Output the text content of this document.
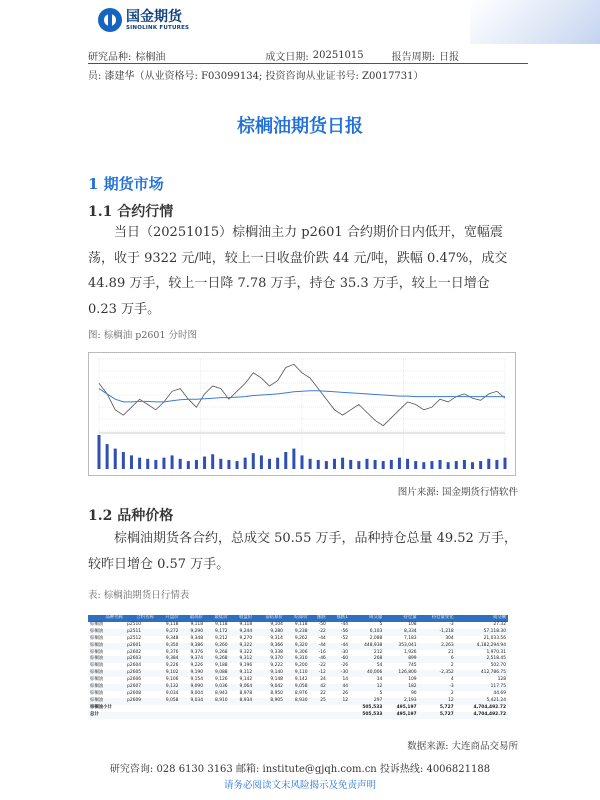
国金期货
SINOLINK FUTURES
研究品种: 棕榈油	成文日期: 20251015	报告周期: 日报
员: 漆建华（从业资格号: F03099134; 投资咨询从业证书号: Z0017731）
棕榈油期货日报
1 期货市场
1.1 合约行情
当日（20251015）棕榈油主力 p2601 合约期价日内低开，宽幅震荡，收于 9322 元/吨，较上一日收盘价跌 44 元/吨，跌幅 0.47%，成交 44.89 万手，较上一日降 7.78 万手，持仓 35.3 万手，较上一日增仓 0.23 万手。
图: 棕榈油 p2601 分时图
图片来源: 国金期货行情软件
1.2 品种价格
棕榈油期货各合约，总成交 50.55 万手，品种持仓总量 49.52 万手，较昨日增仓 0.57 万手。
表: 棕榈油期货日行情表
品种名称	合约名称	开盘价	最高价	最低价	收盘价	前结算价	结算价	涨跌	涨跌1	成交量	持仓量	持仓量变化	成交额
棕榈油	p2510	9,118	9,118	9,118	9,118	9,104	9,118	-50	-44	5	108	-3	27.32
棕榈油	p2511	9,272	9,290	9,172	9,244	9,280	9,238	-22	-56	6,103	8,334	-1,218	57,118.30
棕榈油	p2512	9,348	9,348	9,212	9,270	9,314	9,262	-44	-52	2,088	7,183	304	21,033.56
棕榈油	p2601	9,350	9,386	9,260	9,322	9,366	9,320	-44	-44	448,938	353,041	2,263	4,182,294.94
棕榈油	p2602	9,376	9,376	9,268	9,322	9,338	9,306	-16	-30	212	1,926	21	1,970.31
棕榈油	p2603	9,384	9,374	9,268	9,312	9,370	9,310	-46	-60	268	899	6	2,518.45
棕榈油	p2604	9,226	9,226	9,188	9,196	9,222	9,200	-22	-26	54	745	2	502.70
棕榈油	p2605	9,102	9,190	9,088	9,112	9,140	9,110	-12	-30	40,006	126,800	-2,352	412,786.75
棕榈油	p2606	9,106	9,154	9,126	9,142	9,148	9,142	24	14	14	109	4	128
棕榈油	p2607	9,132	9,090	9,036	9,064	9,042	9,058	42	44	12	182	-3	117.75
棕榈油	p2608	9,034	9,004	8,943	8,978	8,950	8,976	22	26	5	90	2	44.69
棕榈油	p2609	9,058	9,034	8,910	8,934	8,905	8,930	25	12	297	2,193	12	5,421.24
棕榈油小计										505,533	495,197	5,727	4,704,492.72
总计										505,533	495,197	5,727	4,704,492.72
数据来源: 大连商品交易所
研究咨询: 028 6130 3163 邮箱: institute@gjqh.com.cn 投诉热线: 4006821188
请务必阅读文末风险揭示及免责声明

----------

• Instruction
Pictures are excluded; repeat every record exactly.

• Answer to this exercise
Output the text content of this document.
国金期货
SINOLINK FUTURES
研究品种: 棕榈油	成文日期: 20251015	报告周期: 日报
员: 漆建华（从业资格号: F03099134; 投资咨询从业证书号: Z0017731）
棕榈油期货日报
1 期货市场
1.1 合约行情
当日（20251015）棕榈油主力 p2601 合约期价日内低开，宽幅震荡，收于 9322 元/吨，较上一日收盘价跌 44 元/吨，跌幅 0.47%，成交 44.89 万手，较上一日降 7.78 万手，持仓 35.3 万手，较上一日增仓 0.23 万手。
图: 棕榈油 p2601 分时图
图片来源: 国金期货行情软件
1.2 品种价格
棕榈油期货各合约，总成交 50.55 万手，品种持仓总量 49.52 万手，较昨日增仓 0.57 万手。
表: 棕榈油期货日行情表
品种名称	合约名称	开盘价	最高价	最低价	收盘价	前结算价	结算价	涨跌	涨跌1	成交量	持仓量	持仓量变化	成交额
棕榈油	p2510	9,118	9,118	9,118	9,118	9,104	9,118	-50	-44	5	108	-3	27.32
棕榈油	p2511	9,272	9,290	9,172	9,244	9,280	9,238	-22	-56	6,103	8,334	-1,218	57,118.30
棕榈油	p2512	9,348	9,348	9,212	9,270	9,314	9,262	-44	-52	2,088	7,183	304	21,033.56
棕榈油	p2601	9,350	9,386	9,260	9,322	9,366	9,320	-44	-44	448,938	353,041	2,263	4,182,294.94
棕榈油	p2602	9,376	9,376	9,268	9,322	9,338	9,306	-16	-30	212	1,926	21	1,970.31
棕榈油	p2603	9,384	9,374	9,268	9,312	9,370	9,310	-46	-60	268	899	6	2,518.45
棕榈油	p2604	9,226	9,226	9,188	9,196	9,222	9,200	-22	-26	54	745	2	502.70
棕榈油	p2605	9,102	9,190	9,088	9,112	9,140	9,110	-12	-30	40,006	126,800	-2,352	412,786.75
棕榈油	p2606	9,106	9,154	9,126	9,142	9,148	9,142	24	14	14	109	4	128
棕榈油	p2607	9,132	9,090	9,036	9,064	9,042	9,058	42	44	12	182	-3	117.75
棕榈油	p2608	9,034	9,004	8,943	8,978	8,950	8,976	22	26	5	90	2	44.69
棕榈油	p2609	9,058	9,034	8,910	8,934	8,905	8,930	25	12	297	2,193	12	5,421.24
棕榈油小计										505,533	495,197	5,727	4,704,492.72
总计										505,533	495,197	5,727	4,704,492.72
数据来源: 大连商品交易所
研究咨询: 028 6130 3163 邮箱: institute@gjqh.com.cn 投诉热线: 4006821188
请务必阅读文末风险揭示及免责声明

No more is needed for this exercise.